Texte extrait:
-*-

11/06/2026
Ayant beaucoup apprécié les deux romans qui m’ont permis de découvrir la plume d’Etienne Kern, « Les envolés » et « La vie meilleure », j’étais impatiente de découvrir cet essai, co-écrit avec son épouse Anne Boquel. Cette lecture fut un véritable petit régal!
Même si notre époque est si prompte à juger, à critiquer, à classer, amplement aidée en cela par les réseaux sociaux, nous sommes tous bien conscients que la détestation, la jalousie, et la perfidie sont sans doute aussi anciennes que l’humanité. Si elles ne sont certes pas ce que l’Homme est parvenu à inventer de plus glorieux, elles revêtent dans ce texte un aspect délicieux. En effet, il suffit de songer à la personnalité et au talent des personnages qui sont évoqués, pour comprendre que les anecdotes, les déclarations, les articles dont nous parlent les auteurs, sont enrobés d’une richesse de vocabulaire et enrichis par une langue qui en font de véritables petits bijoux de réthorique. La lecture nous réserve de superbes tirades blessantes, voire violentes, s’affichant sans aucun enrobage ou adroitement maquillées sous un vocabulaire exquis.
Ce livre m’a parfois surprise, souvent confortée dans l’idée que le monde des lettres peut être une jungle et, bien évidemment, il m’a beaucoup fait rire!
Je remercie Etienne Kern et Anne Boquel pour ce beau moment de culture et de divertissement.

-*-

Données affichées:
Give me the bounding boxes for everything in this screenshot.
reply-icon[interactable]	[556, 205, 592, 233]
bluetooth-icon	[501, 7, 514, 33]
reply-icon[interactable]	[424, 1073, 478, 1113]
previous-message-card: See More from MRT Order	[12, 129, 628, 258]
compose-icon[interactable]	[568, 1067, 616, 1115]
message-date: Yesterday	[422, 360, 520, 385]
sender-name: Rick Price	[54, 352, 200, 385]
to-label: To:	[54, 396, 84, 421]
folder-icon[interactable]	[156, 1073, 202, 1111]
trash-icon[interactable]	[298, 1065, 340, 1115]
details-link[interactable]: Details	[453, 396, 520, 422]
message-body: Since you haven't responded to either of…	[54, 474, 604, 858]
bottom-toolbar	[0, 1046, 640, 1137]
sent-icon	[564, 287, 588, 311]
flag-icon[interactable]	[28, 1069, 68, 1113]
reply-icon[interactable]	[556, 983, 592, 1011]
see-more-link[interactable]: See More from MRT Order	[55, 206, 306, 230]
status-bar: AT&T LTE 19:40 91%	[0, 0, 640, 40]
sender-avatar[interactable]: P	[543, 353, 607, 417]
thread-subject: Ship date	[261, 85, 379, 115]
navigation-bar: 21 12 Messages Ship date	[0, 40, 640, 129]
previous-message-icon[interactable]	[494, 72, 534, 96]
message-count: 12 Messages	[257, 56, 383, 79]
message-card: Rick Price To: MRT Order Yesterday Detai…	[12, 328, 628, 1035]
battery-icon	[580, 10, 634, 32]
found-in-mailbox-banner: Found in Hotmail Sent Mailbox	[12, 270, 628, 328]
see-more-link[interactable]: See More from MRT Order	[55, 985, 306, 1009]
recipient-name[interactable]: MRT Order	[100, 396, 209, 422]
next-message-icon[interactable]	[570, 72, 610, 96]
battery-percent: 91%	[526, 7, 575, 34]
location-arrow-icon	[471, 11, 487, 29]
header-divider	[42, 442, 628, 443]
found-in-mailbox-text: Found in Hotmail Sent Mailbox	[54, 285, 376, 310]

-*-

Consigne:
Répondez aux questions suivantes à partir du texte extrait.
(a) Quels sont les deux romans d'Etienne Kern mentionnés ?
(b) Avec qui Etienne Kern a-t-il co-écrit l'essai ?
(c) Selon la phrase qui commence par « Ce livre m'a parfois surprise », que peut être le monde des lettres ?

Réponse:
(a) « Les envolés » et « La vie meilleure ».
(b) Avec son épouse, Anne Boquel.
(c) Une jungle.